- [Given problem]:
Track down the lines that contain "name" and copy them.

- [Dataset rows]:
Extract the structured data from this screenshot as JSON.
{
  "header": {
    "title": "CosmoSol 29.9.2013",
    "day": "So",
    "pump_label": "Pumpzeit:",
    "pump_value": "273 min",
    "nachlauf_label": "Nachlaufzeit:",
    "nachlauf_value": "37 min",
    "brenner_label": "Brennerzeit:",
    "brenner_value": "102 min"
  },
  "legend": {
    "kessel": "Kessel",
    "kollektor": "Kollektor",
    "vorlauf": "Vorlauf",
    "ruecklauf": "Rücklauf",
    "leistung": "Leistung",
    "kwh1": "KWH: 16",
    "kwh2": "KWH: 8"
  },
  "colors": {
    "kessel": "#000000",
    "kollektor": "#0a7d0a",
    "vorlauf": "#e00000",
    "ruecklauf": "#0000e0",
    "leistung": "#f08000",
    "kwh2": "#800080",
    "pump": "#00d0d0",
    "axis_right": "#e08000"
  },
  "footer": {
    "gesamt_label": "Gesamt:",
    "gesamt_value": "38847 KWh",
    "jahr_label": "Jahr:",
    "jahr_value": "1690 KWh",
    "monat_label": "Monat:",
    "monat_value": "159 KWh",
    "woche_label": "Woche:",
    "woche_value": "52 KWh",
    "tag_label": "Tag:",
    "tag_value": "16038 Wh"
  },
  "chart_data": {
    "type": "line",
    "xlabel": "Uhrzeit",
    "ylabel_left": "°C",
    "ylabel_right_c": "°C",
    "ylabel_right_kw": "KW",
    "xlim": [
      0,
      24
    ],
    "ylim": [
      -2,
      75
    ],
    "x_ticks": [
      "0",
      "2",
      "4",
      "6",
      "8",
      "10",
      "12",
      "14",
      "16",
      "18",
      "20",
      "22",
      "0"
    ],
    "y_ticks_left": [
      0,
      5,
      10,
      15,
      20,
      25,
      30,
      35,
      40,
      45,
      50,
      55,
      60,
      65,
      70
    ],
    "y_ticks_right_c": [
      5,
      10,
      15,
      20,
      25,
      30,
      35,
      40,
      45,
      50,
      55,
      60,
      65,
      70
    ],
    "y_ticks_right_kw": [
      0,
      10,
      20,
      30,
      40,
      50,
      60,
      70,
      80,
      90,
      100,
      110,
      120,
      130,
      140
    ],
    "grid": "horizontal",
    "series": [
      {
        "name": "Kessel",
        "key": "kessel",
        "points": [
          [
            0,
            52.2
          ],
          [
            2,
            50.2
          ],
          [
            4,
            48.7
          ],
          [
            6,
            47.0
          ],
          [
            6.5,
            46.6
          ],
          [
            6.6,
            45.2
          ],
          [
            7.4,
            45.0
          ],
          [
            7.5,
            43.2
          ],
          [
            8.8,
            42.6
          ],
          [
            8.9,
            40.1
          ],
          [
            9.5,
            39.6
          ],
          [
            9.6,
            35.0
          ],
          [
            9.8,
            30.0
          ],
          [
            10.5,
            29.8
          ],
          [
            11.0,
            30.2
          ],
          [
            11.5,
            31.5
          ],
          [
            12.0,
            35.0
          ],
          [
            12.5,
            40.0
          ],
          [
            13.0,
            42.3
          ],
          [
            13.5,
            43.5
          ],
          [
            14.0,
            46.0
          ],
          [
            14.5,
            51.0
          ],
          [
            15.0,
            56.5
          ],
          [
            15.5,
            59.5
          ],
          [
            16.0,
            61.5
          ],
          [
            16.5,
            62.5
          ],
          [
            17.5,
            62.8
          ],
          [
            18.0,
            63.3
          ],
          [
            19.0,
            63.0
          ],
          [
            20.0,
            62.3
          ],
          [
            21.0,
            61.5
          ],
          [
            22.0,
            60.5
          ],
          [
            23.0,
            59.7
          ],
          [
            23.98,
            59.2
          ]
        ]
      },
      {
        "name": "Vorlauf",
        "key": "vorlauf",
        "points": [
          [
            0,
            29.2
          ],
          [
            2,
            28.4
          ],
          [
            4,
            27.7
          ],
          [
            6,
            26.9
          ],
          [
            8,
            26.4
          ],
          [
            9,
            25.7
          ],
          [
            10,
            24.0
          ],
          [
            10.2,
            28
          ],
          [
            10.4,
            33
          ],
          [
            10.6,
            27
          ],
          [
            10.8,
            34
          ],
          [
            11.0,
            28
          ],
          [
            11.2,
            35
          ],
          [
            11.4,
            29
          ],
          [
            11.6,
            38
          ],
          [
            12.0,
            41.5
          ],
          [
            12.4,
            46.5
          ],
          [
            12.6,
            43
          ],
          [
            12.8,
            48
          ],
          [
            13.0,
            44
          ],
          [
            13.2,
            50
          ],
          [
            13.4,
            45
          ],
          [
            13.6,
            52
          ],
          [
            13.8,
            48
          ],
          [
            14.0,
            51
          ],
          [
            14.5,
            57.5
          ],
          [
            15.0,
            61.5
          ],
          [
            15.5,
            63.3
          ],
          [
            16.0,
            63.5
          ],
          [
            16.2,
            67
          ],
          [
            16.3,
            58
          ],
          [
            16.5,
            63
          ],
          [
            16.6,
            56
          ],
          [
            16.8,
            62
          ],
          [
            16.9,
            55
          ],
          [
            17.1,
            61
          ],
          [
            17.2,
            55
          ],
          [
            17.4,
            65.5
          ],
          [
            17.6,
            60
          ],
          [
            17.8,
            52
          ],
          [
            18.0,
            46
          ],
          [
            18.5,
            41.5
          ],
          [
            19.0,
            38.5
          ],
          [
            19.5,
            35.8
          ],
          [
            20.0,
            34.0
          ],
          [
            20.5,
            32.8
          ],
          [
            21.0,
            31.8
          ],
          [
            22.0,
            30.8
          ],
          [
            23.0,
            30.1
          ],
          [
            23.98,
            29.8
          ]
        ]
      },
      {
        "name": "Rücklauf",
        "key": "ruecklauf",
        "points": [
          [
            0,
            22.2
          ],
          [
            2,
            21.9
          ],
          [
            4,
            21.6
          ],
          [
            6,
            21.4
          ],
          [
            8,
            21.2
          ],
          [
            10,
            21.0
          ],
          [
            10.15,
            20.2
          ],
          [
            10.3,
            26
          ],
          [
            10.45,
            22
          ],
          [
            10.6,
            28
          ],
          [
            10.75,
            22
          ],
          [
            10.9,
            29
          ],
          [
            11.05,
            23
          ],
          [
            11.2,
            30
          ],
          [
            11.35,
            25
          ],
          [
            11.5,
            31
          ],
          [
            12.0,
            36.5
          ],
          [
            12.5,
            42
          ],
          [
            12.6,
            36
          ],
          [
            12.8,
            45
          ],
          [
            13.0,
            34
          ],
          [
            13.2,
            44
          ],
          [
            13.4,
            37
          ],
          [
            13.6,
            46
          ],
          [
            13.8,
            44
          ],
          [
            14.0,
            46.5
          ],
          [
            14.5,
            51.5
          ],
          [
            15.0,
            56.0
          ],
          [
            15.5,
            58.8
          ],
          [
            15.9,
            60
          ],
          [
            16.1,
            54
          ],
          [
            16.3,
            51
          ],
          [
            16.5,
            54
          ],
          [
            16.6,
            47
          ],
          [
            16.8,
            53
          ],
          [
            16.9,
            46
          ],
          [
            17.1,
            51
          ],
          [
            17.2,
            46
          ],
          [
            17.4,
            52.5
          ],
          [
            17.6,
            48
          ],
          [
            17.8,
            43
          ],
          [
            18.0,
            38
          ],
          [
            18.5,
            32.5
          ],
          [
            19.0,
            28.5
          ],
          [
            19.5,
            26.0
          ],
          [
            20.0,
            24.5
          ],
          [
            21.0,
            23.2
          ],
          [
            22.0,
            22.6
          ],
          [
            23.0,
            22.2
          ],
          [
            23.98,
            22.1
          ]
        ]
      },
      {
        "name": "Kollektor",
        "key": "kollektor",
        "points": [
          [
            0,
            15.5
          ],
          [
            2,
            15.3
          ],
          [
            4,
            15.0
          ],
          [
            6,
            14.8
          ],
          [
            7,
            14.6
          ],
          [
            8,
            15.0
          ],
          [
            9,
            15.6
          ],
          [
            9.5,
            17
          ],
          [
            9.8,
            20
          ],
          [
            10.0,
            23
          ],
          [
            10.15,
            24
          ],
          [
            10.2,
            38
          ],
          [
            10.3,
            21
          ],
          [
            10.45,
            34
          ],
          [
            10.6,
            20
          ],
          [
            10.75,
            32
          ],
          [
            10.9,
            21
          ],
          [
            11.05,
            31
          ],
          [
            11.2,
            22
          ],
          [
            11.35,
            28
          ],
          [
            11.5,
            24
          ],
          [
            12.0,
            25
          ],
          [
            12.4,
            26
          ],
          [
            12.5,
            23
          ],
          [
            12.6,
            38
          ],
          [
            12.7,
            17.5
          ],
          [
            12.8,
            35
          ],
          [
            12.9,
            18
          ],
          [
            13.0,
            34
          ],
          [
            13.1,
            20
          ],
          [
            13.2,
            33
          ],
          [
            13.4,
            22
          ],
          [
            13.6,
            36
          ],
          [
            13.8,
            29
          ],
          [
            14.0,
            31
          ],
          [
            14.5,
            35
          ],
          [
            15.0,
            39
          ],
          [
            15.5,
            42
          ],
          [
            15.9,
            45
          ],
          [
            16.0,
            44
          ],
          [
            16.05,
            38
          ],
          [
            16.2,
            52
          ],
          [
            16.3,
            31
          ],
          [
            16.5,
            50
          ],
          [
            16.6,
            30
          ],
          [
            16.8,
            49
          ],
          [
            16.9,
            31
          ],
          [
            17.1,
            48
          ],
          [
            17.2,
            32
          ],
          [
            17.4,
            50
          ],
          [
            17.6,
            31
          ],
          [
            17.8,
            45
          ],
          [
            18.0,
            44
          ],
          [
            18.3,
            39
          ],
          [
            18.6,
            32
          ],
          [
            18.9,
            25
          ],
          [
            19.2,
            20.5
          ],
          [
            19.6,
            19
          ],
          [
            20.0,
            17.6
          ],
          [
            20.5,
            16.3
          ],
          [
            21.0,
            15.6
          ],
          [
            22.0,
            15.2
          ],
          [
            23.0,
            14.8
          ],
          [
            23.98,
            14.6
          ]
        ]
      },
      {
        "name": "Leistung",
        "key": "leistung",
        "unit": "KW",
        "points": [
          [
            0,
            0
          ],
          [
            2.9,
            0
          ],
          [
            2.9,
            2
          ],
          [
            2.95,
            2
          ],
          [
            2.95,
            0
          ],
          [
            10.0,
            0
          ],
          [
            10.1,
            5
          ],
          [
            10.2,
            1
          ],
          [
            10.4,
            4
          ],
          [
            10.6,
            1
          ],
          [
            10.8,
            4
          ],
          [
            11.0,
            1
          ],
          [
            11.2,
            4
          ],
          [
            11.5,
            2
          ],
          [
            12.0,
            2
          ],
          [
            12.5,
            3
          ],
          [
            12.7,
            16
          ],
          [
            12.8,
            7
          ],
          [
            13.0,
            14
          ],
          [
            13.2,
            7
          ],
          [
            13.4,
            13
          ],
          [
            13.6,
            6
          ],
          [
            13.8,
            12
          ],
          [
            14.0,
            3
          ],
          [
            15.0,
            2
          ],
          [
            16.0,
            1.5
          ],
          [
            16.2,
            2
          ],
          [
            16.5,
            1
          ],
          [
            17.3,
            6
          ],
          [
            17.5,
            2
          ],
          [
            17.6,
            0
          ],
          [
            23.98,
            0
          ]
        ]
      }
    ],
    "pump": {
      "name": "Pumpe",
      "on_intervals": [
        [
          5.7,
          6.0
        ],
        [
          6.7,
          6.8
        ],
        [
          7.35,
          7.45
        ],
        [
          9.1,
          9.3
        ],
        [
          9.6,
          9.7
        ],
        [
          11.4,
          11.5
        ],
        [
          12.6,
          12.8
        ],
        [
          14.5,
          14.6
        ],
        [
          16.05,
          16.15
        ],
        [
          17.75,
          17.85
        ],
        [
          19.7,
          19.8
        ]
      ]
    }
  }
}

- [Solution to this exercise]:
        "name": "Kessel",
        "name": "Vorlauf",
        "name": "Rücklauf",
        "name": "Kollektor",
        "name": "Leistung",
      "name": "Pumpe",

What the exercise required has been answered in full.